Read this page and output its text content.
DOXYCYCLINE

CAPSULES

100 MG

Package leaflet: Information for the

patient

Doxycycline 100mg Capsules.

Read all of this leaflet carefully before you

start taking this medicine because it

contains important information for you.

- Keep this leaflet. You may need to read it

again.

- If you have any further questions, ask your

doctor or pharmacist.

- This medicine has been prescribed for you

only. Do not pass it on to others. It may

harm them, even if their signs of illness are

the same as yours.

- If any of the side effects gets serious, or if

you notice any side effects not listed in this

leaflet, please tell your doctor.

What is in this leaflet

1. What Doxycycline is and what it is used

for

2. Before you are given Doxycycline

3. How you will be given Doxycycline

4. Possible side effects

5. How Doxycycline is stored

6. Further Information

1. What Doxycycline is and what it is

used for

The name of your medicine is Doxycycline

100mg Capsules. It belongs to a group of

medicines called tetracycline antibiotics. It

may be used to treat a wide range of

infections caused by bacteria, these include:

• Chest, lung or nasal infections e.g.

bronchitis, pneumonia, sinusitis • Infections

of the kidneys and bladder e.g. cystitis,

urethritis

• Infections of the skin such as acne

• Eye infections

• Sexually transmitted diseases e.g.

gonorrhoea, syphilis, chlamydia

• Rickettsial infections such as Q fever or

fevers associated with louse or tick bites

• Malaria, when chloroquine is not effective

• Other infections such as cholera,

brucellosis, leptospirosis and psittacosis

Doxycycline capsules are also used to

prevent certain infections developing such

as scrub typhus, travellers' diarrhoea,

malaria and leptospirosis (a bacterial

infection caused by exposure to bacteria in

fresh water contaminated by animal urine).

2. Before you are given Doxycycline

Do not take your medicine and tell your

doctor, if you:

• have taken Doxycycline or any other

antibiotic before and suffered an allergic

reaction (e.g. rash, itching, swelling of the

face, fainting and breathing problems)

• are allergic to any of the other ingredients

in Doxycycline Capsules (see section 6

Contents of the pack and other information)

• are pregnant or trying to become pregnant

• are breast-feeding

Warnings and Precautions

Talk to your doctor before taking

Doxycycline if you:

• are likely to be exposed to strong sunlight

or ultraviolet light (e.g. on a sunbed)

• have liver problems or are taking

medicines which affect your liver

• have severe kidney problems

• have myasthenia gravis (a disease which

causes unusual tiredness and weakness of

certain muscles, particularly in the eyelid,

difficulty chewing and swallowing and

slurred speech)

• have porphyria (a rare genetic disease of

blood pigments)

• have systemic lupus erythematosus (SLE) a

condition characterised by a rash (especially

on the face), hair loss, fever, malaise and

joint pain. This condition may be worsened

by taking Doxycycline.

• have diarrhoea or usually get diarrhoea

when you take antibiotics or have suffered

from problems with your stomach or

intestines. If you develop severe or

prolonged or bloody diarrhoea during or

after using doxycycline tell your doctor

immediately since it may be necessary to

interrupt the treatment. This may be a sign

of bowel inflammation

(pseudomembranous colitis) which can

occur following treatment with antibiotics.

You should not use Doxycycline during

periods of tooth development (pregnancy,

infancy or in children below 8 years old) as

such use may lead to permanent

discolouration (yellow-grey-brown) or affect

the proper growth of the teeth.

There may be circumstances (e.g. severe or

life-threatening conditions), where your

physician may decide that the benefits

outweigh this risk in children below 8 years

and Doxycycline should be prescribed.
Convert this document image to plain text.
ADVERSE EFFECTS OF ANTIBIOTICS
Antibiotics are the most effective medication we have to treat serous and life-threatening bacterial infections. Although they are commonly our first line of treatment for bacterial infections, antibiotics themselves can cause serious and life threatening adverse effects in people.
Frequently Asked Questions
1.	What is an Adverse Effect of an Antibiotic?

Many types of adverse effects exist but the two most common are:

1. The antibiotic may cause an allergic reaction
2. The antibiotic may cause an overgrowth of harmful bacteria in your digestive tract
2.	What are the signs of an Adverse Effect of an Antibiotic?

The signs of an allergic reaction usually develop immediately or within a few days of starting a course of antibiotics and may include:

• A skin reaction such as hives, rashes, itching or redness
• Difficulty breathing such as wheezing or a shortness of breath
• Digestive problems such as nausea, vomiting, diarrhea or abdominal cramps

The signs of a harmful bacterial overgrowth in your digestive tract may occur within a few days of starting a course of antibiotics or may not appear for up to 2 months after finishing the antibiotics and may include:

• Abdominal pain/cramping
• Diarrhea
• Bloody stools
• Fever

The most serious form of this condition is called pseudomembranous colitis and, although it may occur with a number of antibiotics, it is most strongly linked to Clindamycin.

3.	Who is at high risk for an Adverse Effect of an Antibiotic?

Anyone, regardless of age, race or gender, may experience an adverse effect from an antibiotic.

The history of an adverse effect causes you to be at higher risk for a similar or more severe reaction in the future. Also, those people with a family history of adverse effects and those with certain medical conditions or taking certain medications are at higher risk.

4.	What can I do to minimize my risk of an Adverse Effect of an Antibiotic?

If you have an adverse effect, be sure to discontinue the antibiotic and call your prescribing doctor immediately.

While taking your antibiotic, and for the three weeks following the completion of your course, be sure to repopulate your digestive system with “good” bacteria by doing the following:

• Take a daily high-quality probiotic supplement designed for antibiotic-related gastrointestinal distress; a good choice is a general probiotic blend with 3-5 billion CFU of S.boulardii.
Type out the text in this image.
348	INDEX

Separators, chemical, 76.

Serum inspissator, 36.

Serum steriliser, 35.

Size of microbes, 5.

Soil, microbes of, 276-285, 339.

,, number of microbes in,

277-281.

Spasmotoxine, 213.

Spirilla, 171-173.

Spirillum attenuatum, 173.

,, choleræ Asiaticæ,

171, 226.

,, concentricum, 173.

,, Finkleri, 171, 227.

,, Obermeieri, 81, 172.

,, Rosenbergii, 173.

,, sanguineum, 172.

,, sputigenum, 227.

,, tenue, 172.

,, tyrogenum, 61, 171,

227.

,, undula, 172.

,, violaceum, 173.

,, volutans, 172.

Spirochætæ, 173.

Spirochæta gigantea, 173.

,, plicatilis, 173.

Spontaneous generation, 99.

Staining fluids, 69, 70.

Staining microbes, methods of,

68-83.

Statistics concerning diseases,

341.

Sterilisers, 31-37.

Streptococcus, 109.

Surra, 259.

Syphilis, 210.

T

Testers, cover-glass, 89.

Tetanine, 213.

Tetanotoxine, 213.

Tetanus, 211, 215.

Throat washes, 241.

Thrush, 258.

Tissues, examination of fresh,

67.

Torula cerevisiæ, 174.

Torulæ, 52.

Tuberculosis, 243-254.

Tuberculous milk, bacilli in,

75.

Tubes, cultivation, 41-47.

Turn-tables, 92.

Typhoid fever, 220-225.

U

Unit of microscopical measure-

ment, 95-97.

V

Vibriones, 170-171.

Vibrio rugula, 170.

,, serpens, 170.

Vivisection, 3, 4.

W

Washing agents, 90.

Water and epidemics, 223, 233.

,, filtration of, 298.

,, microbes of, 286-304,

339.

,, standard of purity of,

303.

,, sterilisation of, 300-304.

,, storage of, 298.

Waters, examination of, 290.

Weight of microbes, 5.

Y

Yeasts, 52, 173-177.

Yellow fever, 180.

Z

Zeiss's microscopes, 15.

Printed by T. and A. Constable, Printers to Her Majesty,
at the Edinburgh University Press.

━━━━

What needs to be done
Each record is to be given again in full, exactly as it reads.

Response area
Read this page and output its text content.
DOXYCYCLINE

CAPSULES

100 MG

Package leaflet: Information for the

patient

Doxycycline 100mg Capsules.

Read all of this leaflet carefully before you

start taking this medicine because it

contains important information for you.

- Keep this leaflet. You may need to read it

again.

- If you have any further questions, ask your

doctor or pharmacist.

- This medicine has been prescribed for you

only. Do not pass it on to others. It may

harm them, even if their signs of illness are

the same as yours.

- If any of the side effects gets serious, or if

you notice any side effects not listed in this

leaflet, please tell your doctor.

What is in this leaflet

1. What Doxycycline is and what it is used

for

2. Before you are given Doxycycline

3. How you will be given Doxycycline

4. Possible side effects

5. How Doxycycline is stored

6. Further Information

1. What Doxycycline is and what it is

used for

The name of your medicine is Doxycycline

100mg Capsules. It belongs to a group of

medicines called tetracycline antibiotics. It

may be used to treat a wide range of

infections caused by bacteria, these include:

• Chest, lung or nasal infections e.g.

bronchitis, pneumonia, sinusitis • Infections

of the kidneys and bladder e.g. cystitis,

urethritis

• Infections of the skin such as acne

• Eye infections

• Sexually transmitted diseases e.g.

gonorrhoea, syphilis, chlamydia

• Rickettsial infections such as Q fever or

fevers associated with louse or tick bites

• Malaria, when chloroquine is not effective

• Other infections such as cholera,

brucellosis, leptospirosis and psittacosis

Doxycycline capsules are also used to

prevent certain infections developing such

as scrub typhus, travellers' diarrhoea,

malaria and leptospirosis (a bacterial

infection caused by exposure to bacteria in

fresh water contaminated by animal urine).

2. Before you are given Doxycycline

Do not take your medicine and tell your

doctor, if you:

• have taken Doxycycline or any other

antibiotic before and suffered an allergic

reaction (e.g. rash, itching, swelling of the

face, fainting and breathing problems)

• are allergic to any of the other ingredients

in Doxycycline Capsules (see section 6

Contents of the pack and other information)

• are pregnant or trying to become pregnant

• are breast-feeding

Warnings and Precautions

Talk to your doctor before taking

Doxycycline if you:

• are likely to be exposed to strong sunlight

or ultraviolet light (e.g. on a sunbed)

• have liver problems or are taking

medicines which affect your liver

• have severe kidney problems

• have myasthenia gravis (a disease which

causes unusual tiredness and weakness of

certain muscles, particularly in the eyelid,

difficulty chewing and swallowing and

slurred speech)

• have porphyria (a rare genetic disease of

blood pigments)

• have systemic lupus erythematosus (SLE) a

condition characterised by a rash (especially

on the face), hair loss, fever, malaise and

joint pain. This condition may be worsened

by taking Doxycycline.

• have diarrhoea or usually get diarrhoea

when you take antibiotics or have suffered

from problems with your stomach or

intestines. If you develop severe or

prolonged or bloody diarrhoea during or

after using doxycycline tell your doctor

immediately since it may be necessary to

interrupt the treatment. This may be a sign

of bowel inflammation

(pseudomembranous colitis) which can

occur following treatment with antibiotics.

You should not use Doxycycline during

periods of tooth development (pregnancy,

infancy or in children below 8 years old) as

such use may lead to permanent

discolouration (yellow-grey-brown) or affect

the proper growth of the teeth.

There may be circumstances (e.g. severe or

life-threatening conditions), where your

physician may decide that the benefits

outweigh this risk in children below 8 years

and Doxycycline should be prescribed.
Convert this document image to plain text.
ADVERSE EFFECTS OF ANTIBIOTICS
Antibiotics are the most effective medication we have to treat serous and life-threatening bacterial infections. Although they are commonly our first line of treatment for bacterial infections, antibiotics themselves can cause serious and life threatening adverse effects in people.
Frequently Asked Questions
1.	What is an Adverse Effect of an Antibiotic?

Many types of adverse effects exist but the two most common are:

1. The antibiotic may cause an allergic reaction
2. The antibiotic may cause an overgrowth of harmful bacteria in your digestive tract
2.	What are the signs of an Adverse Effect of an Antibiotic?

The signs of an allergic reaction usually develop immediately or within a few days of starting a course of antibiotics and may include:

• A skin reaction such as hives, rashes, itching or redness
• Difficulty breathing such as wheezing or a shortness of breath
• Digestive problems such as nausea, vomiting, diarrhea or abdominal cramps

The signs of a harmful bacterial overgrowth in your digestive tract may occur within a few days of starting a course of antibiotics or may not appear for up to 2 months after finishing the antibiotics and may include:

• Abdominal pain/cramping
• Diarrhea
• Bloody stools
• Fever

The most serious form of this condition is called pseudomembranous colitis and, although it may occur with a number of antibiotics, it is most strongly linked to Clindamycin.

3.	Who is at high risk for an Adverse Effect of an Antibiotic?

Anyone, regardless of age, race or gender, may experience an adverse effect from an antibiotic.

The history of an adverse effect causes you to be at higher risk for a similar or more severe reaction in the future. Also, those people with a family history of adverse effects and those with certain medical conditions or taking certain medications are at higher risk.

4.	What can I do to minimize my risk of an Adverse Effect of an Antibiotic?

If you have an adverse effect, be sure to discontinue the antibiotic and call your prescribing doctor immediately.

While taking your antibiotic, and for the three weeks following the completion of your course, be sure to repopulate your digestive system with “good” bacteria by doing the following:

• Take a daily high-quality probiotic supplement designed for antibiotic-related gastrointestinal distress; a good choice is a general probiotic blend with 3-5 billion CFU of S.boulardii.
Type out the text in this image.
348	INDEX

Separators, chemical, 76.

Serum inspissator, 36.

Serum steriliser, 35.

Size of microbes, 5.

Soil, microbes of, 276-285, 339.

,, number of microbes in,

277-281.

Spasmotoxine, 213.

Spirilla, 171-173.

Spirillum attenuatum, 173.

,, choleræ Asiaticæ,

171, 226.

,, concentricum, 173.

,, Finkleri, 171, 227.

,, Obermeieri, 81, 172.

,, Rosenbergii, 173.

,, sanguineum, 172.

,, sputigenum, 227.

,, tenue, 172.

,, tyrogenum, 61, 171,

227.

,, undula, 172.

,, violaceum, 173.

,, volutans, 172.

Spirochætæ, 173.

Spirochæta gigantea, 173.

,, plicatilis, 173.

Spontaneous generation, 99.

Staining fluids, 69, 70.

Staining microbes, methods of,

68-83.

Statistics concerning diseases,

341.

Sterilisers, 31-37.

Streptococcus, 109.

Surra, 259.

Syphilis, 210.

T

Testers, cover-glass, 89.

Tetanine, 213.

Tetanotoxine, 213.

Tetanus, 211, 215.

Throat washes, 241.

Thrush, 258.

Tissues, examination of fresh,

67.

Torula cerevisiæ, 174.

Torulæ, 52.

Tuberculosis, 243-254.

Tuberculous milk, bacilli in,

75.

Tubes, cultivation, 41-47.

Turn-tables, 92.

Typhoid fever, 220-225.

U

Unit of microscopical measure-

ment, 95-97.

V

Vibriones, 170-171.

Vibrio rugula, 170.

,, serpens, 170.

Vivisection, 3, 4.

W

Washing agents, 90.

Water and epidemics, 223, 233.

,, filtration of, 298.

,, microbes of, 286-304,

339.

,, standard of purity of,

303.

,, sterilisation of, 300-304.

,, storage of, 298.

Waters, examination of, 290.

Weight of microbes, 5.

Y

Yeasts, 52, 173-177.

Yellow fever, 180.

Z

Zeiss's microscopes, 15.

Printed by T. and A. Constable, Printers to Her Majesty,
at the Edinburgh University Press.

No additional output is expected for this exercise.